**INSTRUCTIONS TO FOLLOW**
Reproduce the listing below in full and without alteration, apart from its pictures.

**EXCERPTED RECORDS**
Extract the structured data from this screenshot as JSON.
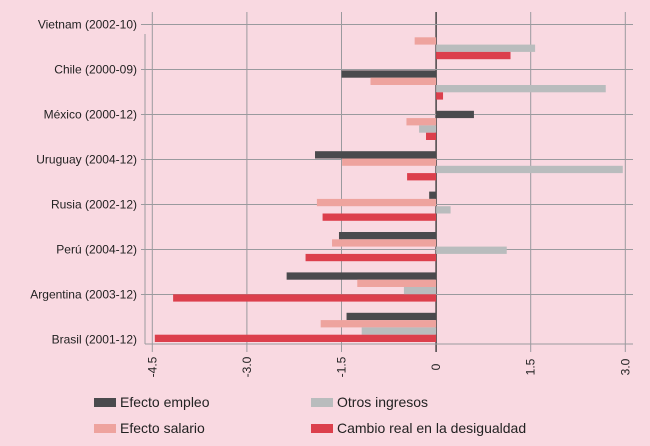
{
  "chart_data": {
    "type": "bar",
    "orientation": "horizontal",
    "categories": [
      "Vietnam (2002-10)",
      "Chile (2000-09)",
      "México (2000-12)",
      "Uruguay (2004-12)",
      "Rusia (2002-12)",
      "Perú (2004-12)",
      "Argentina (2003-12)",
      "Brasil (2001-12)"
    ],
    "series": [
      {
        "name": "Efecto empleo",
        "color": "#4a4a4d",
        "values": [
          0,
          -1.5,
          0.6,
          -1.92,
          -0.11,
          -1.54,
          -2.37,
          -1.42
        ]
      },
      {
        "name": "Efecto salario",
        "color": "#eea39e",
        "values": [
          -0.34,
          -1.04,
          -0.47,
          -1.49,
          -1.89,
          -1.65,
          -1.25,
          -1.83
        ]
      },
      {
        "name": "Otros ingresos",
        "color": "#b9bcbd",
        "values": [
          1.57,
          2.69,
          -0.27,
          2.96,
          0.23,
          1.12,
          -0.51,
          -1.18
        ]
      },
      {
        "name": "Cambio real en la desigualdad",
        "color": "#dc3f4c",
        "values": [
          1.18,
          0.11,
          -0.16,
          -0.46,
          -1.8,
          -2.07,
          -4.17,
          -4.46
        ]
      }
    ],
    "x_ticks": [
      "-4.5",
      "-3.0",
      "-1.5",
      "0",
      "1.5",
      "3.0"
    ],
    "x_tick_values": [
      -4.5,
      -3.0,
      -1.5,
      0,
      1.5,
      3.0
    ],
    "xlim": [
      -4.5,
      3.0
    ],
    "grid": true,
    "legend_position": "bottom",
    "background": "#f9d9e1"
  }
}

**ANSWER TO THE EXERCISE**
Extract the structured data from this screenshot as JSON.
{
  "chart_data": {
    "type": "bar",
    "orientation": "horizontal",
    "categories": [
      "Vietnam (2002-10)",
      "Chile (2000-09)",
      "México (2000-12)",
      "Uruguay (2004-12)",
      "Rusia (2002-12)",
      "Perú (2004-12)",
      "Argentina (2003-12)",
      "Brasil (2001-12)"
    ],
    "series": [
      {
        "name": "Efecto empleo",
        "color": "#4a4a4d",
        "values": [
          0,
          -1.5,
          0.6,
          -1.92,
          -0.11,
          -1.54,
          -2.37,
          -1.42
        ]
      },
      {
        "name": "Efecto salario",
        "color": "#eea39e",
        "values": [
          -0.34,
          -1.04,
          -0.47,
          -1.49,
          -1.89,
          -1.65,
          -1.25,
          -1.83
        ]
      },
      {
        "name": "Otros ingresos",
        "color": "#b9bcbd",
        "values": [
          1.57,
          2.69,
          -0.27,
          2.96,
          0.23,
          1.12,
          -0.51,
          -1.18
        ]
      },
      {
        "name": "Cambio real en la desigualdad",
        "color": "#dc3f4c",
        "values": [
          1.18,
          0.11,
          -0.16,
          -0.46,
          -1.8,
          -2.07,
          -4.17,
          -4.46
        ]
      }
    ],
    "x_ticks": [
      "-4.5",
      "-3.0",
      "-1.5",
      "0",
      "1.5",
      "3.0"
    ],
    "x_tick_values": [
      -4.5,
      -3.0,
      -1.5,
      0,
      1.5,
      3.0
    ],
    "xlim": [
      -4.5,
      3.0
    ],
    "grid": true,
    "legend_position": "bottom",
    "background": "#f9d9e1"
  }
}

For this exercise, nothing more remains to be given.